Name every kind of edge that appears in the statement of Fact 2.9 in the graph passage.

Reading text:
::::::

To this end, select a subset of edges \(X_i^- \subseteq \delta ^-(U_i^\mathrm {sp})\) with \(x^\star _{\mathrm {sp}}(X_i^-)= 1/2\) such that either all edges in \(X_i^-\) are debt edges, or all are free edges.

We define the set of outgoing edges \(X_i^+ \subseteq \delta ^+(U_i^\mathrm {sp})\) to be, intuitively, the edges over which the flow that entered \(U_i^\mathrm {sp}\) by \(X_i^-\) exits \(U_i^\mathrm {sp}\). That is, consider an arbitrary cycle decomposition of the circulation \(x^\star _{\mathrm {sp}}\), and look at the set of cycles containing the edges in \(X_i^-\). We define \(X_i^+\) as the set of edges on these cycles that first leave \(U_i^\mathrm {sp}\) after entering \(U_i^\mathrm {sp}\) on an edge in \(X_i^-\); clearly, \(x^\star _{\mathrm {sp}}(X_i^+)=1/2\).

Let \(g_i\) denote the flow on these cycles connecting the heads of edges in \(X_i^-\) and the tails of edges in \(X_i^+\). We will use the following claim later in the construction.

Fact 2.9

Assume all edges in \(X_i^-\) are debt edges but \(e \in X_i^+\) is a free edge or an expensive edge. Then there exists a path in \(G_{\mathrm {sp}}[U_i]\) between a vertex \(t^0\) (for some terminal \(t \in T\)) and the tail of e, made up of only cheap edges.

We now transform \(G_{\mathrm {sp}}\) into a new graph \(G_{\mathrm {sp}}'\) and \(x^\star _{\mathrm {sp}}\) into new circulation \(x'_{\mathrm {sp}}\) as follows. For every set \(V_i\) in the partition we introduce a new auxiliary vertex \(A_i\) and redirect all edges in \(X_i^-\) to point to \(A_i\) and those in \(X_i^+\) to point from \(A_i\). We further subtract the flow \(g_i\) inside \(U_i^\mathrm {sp}\); hence the resulting vector \(x'_{\mathrm {sp}}\) will be a circulation, with \(x'_{\mathrm {sp}}(\delta ^-(A_i))=1/2\). If \(X_i^-\) is a set of free edges, then we will say that \(A_i\) is a free vertex, otherwise we say that it is a debt vertex.

::::::

Provided material:
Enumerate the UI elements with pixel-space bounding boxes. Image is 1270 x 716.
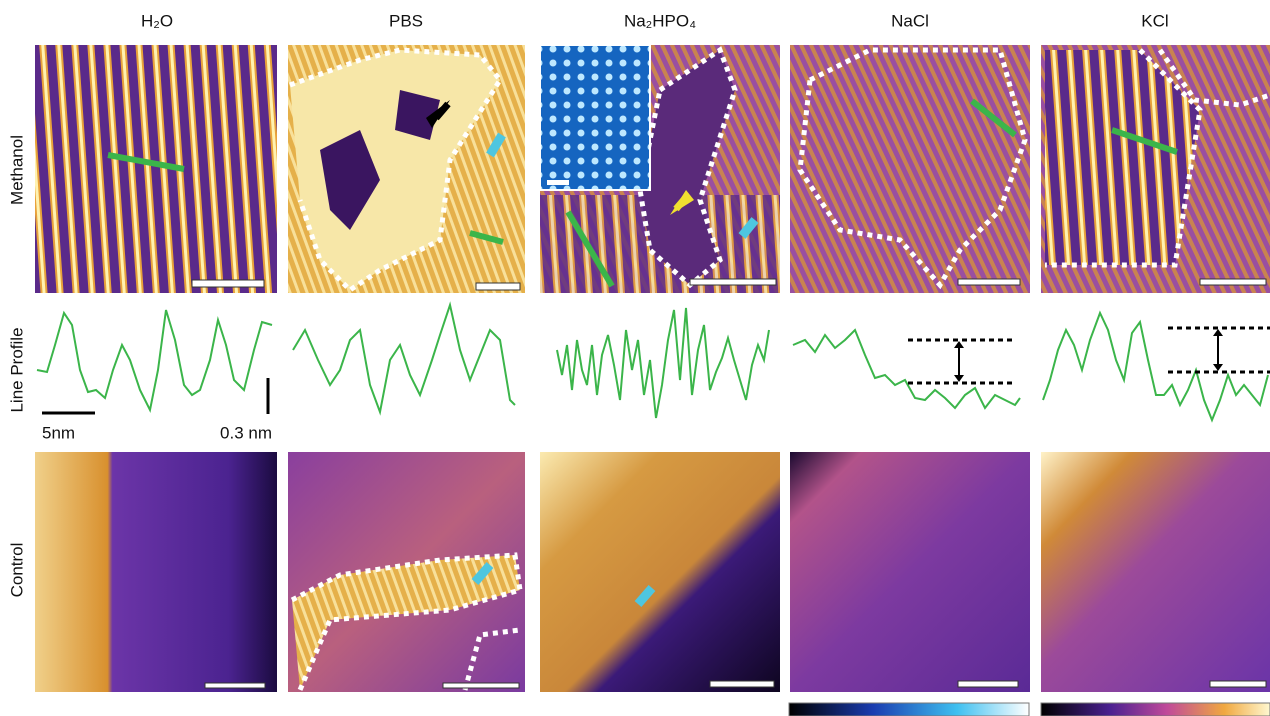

::::::

Worked solution:
- Debt edges
- Free edges
- Expensive edges
- Cheap edges